**Do this**
Can you arrange the lines of the listing, from its first line through the line containing "point bbox=[737, 209, 754, 226]", both included, as a numbered list with any blank lines left out?

**Material for this exercise**
..........

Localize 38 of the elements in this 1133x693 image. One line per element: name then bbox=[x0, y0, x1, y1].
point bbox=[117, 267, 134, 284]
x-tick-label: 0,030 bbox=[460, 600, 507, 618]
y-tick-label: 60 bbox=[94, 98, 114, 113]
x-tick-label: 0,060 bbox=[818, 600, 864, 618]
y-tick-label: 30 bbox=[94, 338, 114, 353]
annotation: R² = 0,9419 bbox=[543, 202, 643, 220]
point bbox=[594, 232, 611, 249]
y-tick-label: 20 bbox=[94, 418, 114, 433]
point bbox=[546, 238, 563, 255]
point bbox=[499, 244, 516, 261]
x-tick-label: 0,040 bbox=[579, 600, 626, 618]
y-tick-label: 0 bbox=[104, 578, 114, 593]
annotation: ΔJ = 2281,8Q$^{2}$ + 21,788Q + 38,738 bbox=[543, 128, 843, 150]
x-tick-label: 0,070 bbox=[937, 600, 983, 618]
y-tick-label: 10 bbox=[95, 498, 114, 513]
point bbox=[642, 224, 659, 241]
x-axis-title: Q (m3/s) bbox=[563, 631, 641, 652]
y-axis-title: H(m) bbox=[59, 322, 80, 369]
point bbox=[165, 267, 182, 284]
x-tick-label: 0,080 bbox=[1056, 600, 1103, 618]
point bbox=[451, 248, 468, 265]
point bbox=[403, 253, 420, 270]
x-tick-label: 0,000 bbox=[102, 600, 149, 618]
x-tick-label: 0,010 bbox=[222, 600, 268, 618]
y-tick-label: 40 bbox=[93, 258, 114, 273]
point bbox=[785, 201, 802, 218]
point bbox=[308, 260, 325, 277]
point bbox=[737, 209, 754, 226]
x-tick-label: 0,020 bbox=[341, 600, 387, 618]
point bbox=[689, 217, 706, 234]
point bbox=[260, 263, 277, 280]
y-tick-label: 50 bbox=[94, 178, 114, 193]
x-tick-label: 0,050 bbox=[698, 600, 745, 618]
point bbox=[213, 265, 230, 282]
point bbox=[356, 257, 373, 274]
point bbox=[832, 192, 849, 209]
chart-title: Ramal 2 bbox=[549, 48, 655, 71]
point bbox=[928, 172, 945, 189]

..........

**Finished task**
1. Localize 38 of the elements in this 1133x693 image. One line per element: name then bbox=[x0, y0, x1, y1].
2. point bbox=[117, 267, 134, 284]
3. x-tick-label: 0,030 bbox=[460, 600, 507, 618]
4. y-tick-label: 60 bbox=[94, 98, 114, 113]
5. x-tick-label: 0,060 bbox=[818, 600, 864, 618]
6. y-tick-label: 30 bbox=[94, 338, 114, 353]
7. annotation: R² = 0,9419 bbox=[543, 202, 643, 220]
8. point bbox=[594, 232, 611, 249]
9. y-tick-label: 20 bbox=[94, 418, 114, 433]
10. point bbox=[546, 238, 563, 255]
11. point bbox=[499, 244, 516, 261]
12. x-tick-label: 0,040 bbox=[579, 600, 626, 618]
13. y-tick-label: 0 bbox=[104, 578, 114, 593]
14. annotation: ΔJ = 2281,8Q$^{2}$ + 21,788Q + 38,738 bbox=[543, 128, 843, 150]
15. x-tick-label: 0,070 bbox=[937, 600, 983, 618]
16. y-tick-label: 10 bbox=[95, 498, 114, 513]
17. point bbox=[642, 224, 659, 241]
18. x-axis-title: Q (m3/s) bbox=[563, 631, 641, 652]
19. y-axis-title: H(m) bbox=[59, 322, 80, 369]
20. point bbox=[165, 267, 182, 284]
21. x-tick-label: 0,080 bbox=[1056, 600, 1103, 618]
22. point bbox=[451, 248, 468, 265]
23. point bbox=[403, 253, 420, 270]
24. x-tick-label: 0,000 bbox=[102, 600, 149, 618]
25. x-tick-label: 0,010 bbox=[222, 600, 268, 618]
26. y-tick-label: 40 bbox=[93, 258, 114, 273]
27. point bbox=[785, 201, 802, 218]
28. point bbox=[308, 260, 325, 277]
29. point bbox=[737, 209, 754, 226]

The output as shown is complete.